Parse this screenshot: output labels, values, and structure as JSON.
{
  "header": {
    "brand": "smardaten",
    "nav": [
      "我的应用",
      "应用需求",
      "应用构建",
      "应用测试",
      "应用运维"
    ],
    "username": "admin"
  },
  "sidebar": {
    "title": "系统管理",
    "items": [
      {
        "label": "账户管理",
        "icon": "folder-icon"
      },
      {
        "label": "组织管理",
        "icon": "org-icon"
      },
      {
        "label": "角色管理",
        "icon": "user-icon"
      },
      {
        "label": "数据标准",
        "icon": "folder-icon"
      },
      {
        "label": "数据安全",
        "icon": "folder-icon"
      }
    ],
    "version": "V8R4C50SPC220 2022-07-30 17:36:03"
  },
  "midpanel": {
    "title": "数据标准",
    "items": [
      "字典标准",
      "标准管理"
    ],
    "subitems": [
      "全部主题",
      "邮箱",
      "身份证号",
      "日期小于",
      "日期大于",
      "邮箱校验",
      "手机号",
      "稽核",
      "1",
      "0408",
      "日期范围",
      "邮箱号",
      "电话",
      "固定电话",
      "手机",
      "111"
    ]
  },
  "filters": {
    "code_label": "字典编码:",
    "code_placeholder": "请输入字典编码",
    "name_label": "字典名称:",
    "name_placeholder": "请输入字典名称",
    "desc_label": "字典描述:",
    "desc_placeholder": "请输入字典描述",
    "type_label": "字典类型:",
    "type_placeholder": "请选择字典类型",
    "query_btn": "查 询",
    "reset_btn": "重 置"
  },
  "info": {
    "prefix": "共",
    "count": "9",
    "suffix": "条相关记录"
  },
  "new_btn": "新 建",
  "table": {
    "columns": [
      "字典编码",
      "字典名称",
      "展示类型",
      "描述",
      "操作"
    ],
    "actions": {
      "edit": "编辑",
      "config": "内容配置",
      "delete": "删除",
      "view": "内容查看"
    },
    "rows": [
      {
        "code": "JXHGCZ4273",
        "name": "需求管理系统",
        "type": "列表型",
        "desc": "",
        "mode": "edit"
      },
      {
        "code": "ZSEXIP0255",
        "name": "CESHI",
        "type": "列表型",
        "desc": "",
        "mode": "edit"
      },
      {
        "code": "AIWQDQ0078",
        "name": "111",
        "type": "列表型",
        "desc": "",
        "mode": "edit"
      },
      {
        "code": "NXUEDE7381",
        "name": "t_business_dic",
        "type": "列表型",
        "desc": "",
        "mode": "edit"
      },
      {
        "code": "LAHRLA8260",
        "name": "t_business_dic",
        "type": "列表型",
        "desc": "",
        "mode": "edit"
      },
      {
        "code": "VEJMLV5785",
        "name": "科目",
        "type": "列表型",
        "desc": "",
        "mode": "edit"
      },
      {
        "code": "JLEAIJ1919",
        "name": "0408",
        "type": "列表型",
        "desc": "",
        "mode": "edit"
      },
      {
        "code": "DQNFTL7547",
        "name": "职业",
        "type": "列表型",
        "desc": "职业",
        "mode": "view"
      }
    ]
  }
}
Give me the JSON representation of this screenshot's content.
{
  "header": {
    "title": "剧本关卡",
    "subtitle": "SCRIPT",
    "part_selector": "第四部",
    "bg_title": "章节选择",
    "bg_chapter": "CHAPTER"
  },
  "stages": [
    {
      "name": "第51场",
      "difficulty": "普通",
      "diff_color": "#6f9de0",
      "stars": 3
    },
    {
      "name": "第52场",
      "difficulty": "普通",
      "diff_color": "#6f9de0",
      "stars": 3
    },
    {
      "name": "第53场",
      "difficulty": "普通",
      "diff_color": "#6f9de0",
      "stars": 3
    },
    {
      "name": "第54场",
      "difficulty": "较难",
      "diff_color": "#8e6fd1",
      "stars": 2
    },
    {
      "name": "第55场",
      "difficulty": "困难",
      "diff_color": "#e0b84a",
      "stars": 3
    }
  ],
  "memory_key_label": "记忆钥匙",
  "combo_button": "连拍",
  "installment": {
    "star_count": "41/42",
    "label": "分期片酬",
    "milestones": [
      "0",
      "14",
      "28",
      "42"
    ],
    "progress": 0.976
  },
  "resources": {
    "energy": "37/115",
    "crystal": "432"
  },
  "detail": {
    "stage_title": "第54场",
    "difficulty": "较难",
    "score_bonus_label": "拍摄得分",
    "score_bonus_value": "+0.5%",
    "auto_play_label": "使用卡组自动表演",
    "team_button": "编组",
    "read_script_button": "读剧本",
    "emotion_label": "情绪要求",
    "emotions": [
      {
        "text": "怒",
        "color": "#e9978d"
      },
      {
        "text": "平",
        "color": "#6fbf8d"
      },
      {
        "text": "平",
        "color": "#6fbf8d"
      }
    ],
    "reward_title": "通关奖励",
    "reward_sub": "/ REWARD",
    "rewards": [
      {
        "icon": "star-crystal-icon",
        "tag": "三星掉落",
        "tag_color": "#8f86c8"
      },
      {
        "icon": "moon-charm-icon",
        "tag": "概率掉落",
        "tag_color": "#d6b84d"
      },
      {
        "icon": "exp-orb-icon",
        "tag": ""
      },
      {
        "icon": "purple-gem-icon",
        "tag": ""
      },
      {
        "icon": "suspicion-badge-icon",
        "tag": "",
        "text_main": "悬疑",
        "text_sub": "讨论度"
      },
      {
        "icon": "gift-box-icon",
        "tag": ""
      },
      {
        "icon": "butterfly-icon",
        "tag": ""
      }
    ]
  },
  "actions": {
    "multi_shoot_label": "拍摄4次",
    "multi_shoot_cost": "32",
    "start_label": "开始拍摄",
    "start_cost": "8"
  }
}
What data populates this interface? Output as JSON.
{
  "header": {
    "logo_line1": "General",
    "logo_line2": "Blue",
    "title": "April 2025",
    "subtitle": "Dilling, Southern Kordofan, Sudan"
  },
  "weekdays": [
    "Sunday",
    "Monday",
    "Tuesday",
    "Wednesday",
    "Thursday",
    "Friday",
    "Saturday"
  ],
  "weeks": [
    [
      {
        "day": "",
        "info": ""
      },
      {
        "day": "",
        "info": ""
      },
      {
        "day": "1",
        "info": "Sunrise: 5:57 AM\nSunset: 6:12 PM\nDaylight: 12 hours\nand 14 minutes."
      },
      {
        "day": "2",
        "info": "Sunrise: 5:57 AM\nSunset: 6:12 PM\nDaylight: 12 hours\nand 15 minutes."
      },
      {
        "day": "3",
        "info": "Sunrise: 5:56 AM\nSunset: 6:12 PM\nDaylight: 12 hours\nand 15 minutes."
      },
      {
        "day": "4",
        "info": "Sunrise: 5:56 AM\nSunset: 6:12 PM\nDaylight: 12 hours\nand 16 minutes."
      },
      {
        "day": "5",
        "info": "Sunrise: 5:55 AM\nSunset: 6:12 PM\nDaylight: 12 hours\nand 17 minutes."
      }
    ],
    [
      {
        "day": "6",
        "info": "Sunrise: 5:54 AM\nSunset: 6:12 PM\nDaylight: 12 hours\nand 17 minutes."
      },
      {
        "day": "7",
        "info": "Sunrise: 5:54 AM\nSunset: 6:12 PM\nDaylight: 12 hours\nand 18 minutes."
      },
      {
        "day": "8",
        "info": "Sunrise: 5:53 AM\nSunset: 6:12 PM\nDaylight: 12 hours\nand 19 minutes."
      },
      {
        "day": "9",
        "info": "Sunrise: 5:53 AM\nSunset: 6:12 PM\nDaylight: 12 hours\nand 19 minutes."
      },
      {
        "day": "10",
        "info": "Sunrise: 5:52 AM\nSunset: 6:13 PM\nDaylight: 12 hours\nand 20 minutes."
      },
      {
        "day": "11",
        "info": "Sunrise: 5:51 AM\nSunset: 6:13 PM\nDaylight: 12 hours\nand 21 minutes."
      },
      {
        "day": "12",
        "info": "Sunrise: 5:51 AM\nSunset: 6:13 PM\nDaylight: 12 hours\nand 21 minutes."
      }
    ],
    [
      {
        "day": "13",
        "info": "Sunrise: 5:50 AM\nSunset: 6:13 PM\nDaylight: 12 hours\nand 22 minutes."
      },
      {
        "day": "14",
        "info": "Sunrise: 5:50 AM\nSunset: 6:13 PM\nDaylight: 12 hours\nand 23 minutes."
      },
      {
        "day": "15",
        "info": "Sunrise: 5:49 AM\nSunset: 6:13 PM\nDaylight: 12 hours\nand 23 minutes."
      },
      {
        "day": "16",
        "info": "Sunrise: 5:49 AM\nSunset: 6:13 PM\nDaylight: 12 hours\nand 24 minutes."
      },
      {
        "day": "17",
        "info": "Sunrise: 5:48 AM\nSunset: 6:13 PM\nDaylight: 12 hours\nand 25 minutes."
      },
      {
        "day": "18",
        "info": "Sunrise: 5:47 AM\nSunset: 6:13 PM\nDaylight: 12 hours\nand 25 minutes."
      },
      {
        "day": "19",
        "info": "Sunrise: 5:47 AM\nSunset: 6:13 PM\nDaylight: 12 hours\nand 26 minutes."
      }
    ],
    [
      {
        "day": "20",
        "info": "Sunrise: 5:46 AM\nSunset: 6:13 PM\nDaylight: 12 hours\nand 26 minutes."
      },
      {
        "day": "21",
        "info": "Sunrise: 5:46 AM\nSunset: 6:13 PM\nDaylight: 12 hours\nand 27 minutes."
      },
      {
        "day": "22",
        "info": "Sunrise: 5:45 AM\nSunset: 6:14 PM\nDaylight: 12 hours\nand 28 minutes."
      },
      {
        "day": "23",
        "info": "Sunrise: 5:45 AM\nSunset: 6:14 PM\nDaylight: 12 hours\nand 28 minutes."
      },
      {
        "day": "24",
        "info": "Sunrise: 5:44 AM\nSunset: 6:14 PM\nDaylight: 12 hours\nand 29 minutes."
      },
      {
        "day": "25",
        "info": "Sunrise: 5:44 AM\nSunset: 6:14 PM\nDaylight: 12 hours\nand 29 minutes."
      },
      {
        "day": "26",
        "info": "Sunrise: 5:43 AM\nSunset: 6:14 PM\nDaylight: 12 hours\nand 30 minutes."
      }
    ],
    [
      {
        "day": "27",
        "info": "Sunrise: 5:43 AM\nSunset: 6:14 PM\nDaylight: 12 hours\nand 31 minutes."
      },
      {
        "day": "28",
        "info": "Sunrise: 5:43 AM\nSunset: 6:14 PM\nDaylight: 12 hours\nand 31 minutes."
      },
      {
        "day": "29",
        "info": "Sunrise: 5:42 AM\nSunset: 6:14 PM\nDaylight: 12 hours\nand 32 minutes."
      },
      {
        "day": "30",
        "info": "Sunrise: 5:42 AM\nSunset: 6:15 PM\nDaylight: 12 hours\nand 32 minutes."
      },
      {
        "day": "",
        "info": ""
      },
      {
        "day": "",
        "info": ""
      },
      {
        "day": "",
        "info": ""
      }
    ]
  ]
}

______________________________

WORK INSTRUCTIONS
Find each line that has the word "screenshot", then copy it out.

SOLUTION FOR THIS PROBLEM
Parse this screenshot: output labels, values, and structure as JSON.
Give me the JSON representation of this screenshot's content.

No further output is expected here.